**JOB:** Across the listing below, count the lines that mention the string "right". Reply with the figure only.

**TASK MATERIAL:**
· · · ·

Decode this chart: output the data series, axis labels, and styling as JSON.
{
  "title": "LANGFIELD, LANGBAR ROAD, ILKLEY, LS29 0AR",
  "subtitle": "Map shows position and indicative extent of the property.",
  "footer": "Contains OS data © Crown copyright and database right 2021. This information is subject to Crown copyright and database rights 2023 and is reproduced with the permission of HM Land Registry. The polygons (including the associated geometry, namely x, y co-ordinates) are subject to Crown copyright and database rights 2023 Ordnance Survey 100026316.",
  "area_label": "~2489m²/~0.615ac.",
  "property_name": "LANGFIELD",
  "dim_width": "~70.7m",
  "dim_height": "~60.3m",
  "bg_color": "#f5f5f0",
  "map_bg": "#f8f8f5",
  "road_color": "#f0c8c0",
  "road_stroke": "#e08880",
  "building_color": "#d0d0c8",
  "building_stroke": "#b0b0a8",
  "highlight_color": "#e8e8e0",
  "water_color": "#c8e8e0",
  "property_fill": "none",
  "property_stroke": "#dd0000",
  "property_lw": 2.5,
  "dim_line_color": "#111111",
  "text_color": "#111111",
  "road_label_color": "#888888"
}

· · · ·

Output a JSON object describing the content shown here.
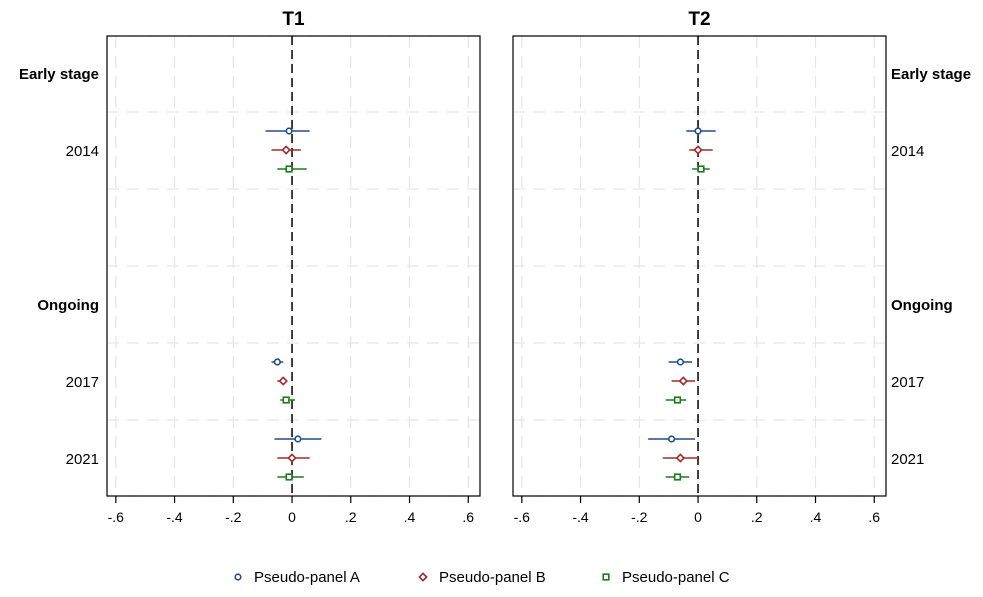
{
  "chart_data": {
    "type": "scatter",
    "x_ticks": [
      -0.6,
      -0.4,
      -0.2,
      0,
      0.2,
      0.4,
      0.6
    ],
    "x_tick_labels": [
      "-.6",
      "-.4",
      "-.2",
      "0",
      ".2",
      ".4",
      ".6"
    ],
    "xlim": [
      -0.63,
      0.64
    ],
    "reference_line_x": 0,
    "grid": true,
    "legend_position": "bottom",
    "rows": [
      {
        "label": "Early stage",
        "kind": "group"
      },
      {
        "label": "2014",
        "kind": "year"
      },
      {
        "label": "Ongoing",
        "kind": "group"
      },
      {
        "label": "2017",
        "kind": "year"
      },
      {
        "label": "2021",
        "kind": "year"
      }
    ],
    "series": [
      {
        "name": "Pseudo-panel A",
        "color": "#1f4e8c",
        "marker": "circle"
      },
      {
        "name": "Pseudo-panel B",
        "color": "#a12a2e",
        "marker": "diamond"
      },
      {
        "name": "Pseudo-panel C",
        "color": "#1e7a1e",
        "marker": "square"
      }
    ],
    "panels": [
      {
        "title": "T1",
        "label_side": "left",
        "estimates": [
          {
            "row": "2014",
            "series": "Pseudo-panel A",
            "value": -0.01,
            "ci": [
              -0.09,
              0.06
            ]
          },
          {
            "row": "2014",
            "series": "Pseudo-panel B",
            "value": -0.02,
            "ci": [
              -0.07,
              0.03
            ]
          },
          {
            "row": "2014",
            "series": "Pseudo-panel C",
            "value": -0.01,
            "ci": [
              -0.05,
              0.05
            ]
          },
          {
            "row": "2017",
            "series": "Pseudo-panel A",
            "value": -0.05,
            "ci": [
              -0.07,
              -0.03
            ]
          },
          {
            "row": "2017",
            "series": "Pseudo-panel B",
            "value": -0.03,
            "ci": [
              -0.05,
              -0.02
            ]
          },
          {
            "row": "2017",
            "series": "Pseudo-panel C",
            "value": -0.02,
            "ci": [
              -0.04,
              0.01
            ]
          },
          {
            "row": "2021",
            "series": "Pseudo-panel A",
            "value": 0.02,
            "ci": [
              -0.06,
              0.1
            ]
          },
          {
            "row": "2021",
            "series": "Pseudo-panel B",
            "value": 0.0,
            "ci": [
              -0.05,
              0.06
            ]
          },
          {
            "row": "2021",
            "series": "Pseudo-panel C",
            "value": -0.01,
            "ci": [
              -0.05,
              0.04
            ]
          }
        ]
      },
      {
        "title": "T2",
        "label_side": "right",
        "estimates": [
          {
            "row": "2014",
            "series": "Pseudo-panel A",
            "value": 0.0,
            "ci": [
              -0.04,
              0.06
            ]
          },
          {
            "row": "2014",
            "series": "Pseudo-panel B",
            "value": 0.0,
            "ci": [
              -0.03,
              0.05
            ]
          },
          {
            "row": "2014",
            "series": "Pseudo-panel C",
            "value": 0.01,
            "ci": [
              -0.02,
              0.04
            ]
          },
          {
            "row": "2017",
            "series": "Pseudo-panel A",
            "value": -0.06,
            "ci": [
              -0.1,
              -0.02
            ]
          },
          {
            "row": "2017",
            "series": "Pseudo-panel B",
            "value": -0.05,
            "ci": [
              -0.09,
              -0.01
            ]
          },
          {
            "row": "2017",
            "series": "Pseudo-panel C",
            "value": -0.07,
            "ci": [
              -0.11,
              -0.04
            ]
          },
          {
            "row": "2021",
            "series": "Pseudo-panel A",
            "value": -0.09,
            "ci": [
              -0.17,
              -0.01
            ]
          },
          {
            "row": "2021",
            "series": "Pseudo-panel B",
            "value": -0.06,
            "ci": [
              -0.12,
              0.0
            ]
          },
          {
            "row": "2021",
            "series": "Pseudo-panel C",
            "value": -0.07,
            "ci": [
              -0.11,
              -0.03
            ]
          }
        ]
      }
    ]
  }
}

· · · ·

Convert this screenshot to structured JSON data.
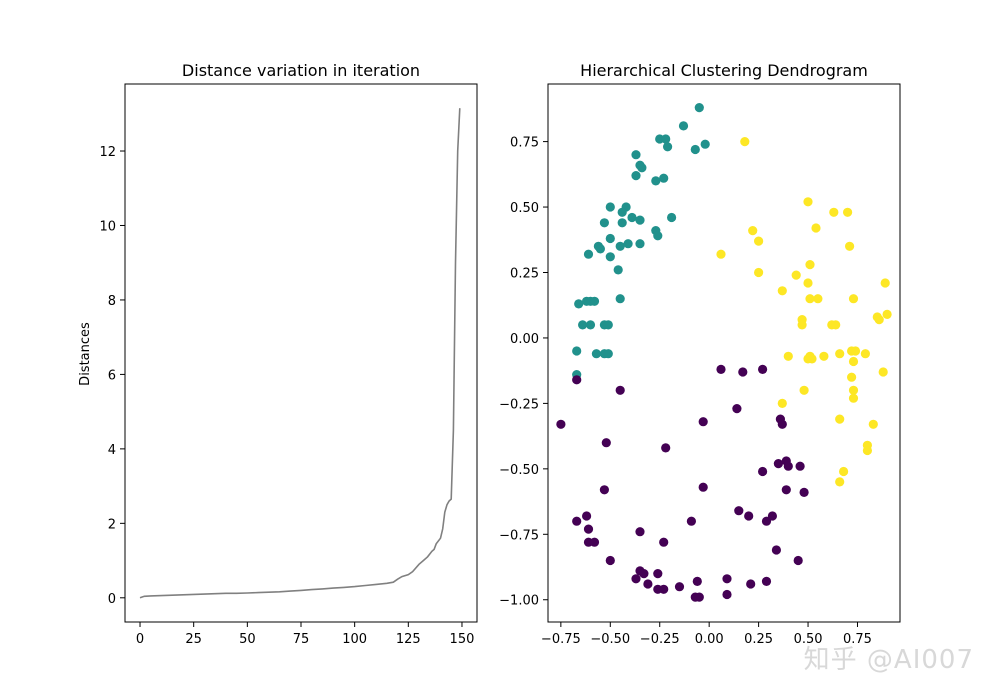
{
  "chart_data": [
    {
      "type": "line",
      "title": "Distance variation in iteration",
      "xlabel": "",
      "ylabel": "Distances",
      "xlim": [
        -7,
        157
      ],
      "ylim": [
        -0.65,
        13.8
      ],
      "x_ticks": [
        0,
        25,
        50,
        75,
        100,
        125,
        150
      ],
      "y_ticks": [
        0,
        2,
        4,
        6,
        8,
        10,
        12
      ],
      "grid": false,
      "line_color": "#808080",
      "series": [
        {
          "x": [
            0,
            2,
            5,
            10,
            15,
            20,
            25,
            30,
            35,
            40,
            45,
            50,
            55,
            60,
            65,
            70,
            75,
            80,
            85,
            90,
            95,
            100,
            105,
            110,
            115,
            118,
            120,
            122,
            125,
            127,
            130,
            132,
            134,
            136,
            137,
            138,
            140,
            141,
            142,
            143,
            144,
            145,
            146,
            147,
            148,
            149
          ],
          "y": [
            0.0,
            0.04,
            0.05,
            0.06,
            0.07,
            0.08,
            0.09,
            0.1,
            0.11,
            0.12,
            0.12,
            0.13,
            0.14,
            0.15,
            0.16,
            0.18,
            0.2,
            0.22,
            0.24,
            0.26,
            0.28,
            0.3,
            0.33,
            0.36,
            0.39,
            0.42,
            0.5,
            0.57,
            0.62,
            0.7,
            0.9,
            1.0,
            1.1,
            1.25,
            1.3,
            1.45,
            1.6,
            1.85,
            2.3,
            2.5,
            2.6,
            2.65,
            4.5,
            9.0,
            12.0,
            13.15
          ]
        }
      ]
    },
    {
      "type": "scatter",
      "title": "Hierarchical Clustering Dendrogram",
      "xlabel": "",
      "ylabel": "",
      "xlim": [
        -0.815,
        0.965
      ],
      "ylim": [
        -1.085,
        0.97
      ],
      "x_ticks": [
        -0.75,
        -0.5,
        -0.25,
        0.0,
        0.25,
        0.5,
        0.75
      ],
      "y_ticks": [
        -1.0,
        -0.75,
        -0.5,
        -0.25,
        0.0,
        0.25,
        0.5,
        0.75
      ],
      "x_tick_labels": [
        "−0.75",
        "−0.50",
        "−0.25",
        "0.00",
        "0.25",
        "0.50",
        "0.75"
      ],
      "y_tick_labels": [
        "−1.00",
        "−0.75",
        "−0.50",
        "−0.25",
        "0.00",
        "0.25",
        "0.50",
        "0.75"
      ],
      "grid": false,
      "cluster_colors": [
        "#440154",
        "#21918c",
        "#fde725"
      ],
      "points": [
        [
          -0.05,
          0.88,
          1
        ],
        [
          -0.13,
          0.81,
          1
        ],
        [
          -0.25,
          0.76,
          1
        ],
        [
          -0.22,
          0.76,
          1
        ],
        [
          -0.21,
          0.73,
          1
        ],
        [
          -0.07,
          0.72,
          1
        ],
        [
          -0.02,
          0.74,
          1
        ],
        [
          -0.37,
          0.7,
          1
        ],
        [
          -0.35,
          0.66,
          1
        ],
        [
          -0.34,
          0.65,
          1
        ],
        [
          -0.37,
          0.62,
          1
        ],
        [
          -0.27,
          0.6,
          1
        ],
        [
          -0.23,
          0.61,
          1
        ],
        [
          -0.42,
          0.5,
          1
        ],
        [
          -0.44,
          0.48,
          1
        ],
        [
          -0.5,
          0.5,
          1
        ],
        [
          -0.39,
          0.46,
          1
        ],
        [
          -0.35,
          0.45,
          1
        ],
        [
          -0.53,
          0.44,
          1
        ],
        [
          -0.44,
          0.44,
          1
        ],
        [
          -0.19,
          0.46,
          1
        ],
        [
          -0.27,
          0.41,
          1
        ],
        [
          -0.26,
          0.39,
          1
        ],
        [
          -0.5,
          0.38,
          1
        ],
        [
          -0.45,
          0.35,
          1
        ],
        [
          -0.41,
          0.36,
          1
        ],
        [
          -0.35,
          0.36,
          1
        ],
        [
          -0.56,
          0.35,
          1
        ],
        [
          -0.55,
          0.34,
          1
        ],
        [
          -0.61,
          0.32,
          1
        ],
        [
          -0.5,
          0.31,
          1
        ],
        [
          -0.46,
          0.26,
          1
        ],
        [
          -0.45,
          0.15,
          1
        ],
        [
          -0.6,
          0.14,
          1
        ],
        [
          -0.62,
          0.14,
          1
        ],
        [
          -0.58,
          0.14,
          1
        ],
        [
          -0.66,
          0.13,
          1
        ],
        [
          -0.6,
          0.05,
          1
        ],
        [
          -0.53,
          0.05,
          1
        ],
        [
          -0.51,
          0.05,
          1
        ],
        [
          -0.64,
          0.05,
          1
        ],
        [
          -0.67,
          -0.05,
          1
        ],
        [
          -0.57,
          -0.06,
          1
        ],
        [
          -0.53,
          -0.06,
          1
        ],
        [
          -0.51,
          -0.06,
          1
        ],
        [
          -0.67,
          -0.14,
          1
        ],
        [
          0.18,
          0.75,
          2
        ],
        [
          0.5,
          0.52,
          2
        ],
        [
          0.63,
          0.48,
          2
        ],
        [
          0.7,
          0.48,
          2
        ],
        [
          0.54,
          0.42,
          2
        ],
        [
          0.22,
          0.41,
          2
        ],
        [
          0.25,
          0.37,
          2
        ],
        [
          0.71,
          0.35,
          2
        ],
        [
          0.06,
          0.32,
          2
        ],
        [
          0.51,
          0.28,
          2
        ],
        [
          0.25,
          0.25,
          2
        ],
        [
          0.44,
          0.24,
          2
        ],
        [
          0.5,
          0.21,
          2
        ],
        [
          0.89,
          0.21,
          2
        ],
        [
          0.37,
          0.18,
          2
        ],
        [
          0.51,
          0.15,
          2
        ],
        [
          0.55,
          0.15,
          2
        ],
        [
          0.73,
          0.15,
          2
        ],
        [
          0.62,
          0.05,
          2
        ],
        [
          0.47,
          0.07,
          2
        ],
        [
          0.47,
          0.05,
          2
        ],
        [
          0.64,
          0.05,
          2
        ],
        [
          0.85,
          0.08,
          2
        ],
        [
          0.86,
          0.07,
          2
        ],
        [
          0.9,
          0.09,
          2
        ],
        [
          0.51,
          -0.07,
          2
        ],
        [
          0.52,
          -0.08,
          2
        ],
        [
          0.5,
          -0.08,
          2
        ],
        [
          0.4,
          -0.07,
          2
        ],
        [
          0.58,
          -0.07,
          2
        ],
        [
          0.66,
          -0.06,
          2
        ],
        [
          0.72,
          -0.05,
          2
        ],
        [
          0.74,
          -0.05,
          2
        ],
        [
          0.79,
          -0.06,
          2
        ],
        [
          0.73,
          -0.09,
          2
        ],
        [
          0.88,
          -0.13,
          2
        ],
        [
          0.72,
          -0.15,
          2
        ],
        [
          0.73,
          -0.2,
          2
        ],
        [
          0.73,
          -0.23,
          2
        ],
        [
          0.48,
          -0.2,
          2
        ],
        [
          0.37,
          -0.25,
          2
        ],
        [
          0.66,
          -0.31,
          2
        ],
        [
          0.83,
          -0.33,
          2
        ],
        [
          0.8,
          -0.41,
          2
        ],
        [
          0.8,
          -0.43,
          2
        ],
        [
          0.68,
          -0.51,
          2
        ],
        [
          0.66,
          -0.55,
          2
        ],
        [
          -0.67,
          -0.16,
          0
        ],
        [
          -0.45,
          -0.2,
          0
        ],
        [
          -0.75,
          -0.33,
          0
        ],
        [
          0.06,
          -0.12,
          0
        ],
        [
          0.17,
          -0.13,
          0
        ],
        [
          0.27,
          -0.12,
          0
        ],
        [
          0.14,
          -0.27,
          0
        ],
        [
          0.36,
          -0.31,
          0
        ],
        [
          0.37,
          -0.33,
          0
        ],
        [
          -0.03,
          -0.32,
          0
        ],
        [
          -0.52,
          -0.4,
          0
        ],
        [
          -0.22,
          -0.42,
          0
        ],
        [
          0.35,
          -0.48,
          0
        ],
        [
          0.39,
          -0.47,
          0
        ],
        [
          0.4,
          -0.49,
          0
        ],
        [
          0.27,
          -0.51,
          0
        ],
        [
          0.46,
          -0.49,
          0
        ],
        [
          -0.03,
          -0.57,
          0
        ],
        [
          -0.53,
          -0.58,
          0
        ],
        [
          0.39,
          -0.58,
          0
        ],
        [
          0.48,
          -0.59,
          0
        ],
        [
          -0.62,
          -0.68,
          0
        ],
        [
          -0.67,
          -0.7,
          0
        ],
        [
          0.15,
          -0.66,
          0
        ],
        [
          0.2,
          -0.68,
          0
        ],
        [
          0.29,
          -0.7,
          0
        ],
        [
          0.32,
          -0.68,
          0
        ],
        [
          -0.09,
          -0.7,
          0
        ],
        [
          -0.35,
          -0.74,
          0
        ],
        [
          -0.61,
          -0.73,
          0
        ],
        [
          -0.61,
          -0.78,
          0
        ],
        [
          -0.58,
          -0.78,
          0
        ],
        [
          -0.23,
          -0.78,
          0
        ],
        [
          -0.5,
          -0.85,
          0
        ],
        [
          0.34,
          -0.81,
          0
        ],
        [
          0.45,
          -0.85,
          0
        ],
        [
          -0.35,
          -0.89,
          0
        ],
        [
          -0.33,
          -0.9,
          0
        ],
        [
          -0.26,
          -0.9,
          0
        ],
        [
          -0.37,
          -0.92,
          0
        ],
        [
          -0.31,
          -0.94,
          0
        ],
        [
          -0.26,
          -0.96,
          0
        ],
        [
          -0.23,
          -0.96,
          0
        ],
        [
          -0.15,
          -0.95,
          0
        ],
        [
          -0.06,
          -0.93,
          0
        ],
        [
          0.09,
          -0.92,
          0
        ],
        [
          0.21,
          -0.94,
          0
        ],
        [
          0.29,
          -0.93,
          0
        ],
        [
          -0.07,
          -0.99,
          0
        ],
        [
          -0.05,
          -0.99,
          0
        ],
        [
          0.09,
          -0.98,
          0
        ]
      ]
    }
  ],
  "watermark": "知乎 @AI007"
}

· · · ·

**EXPECTED ANSWER:** 2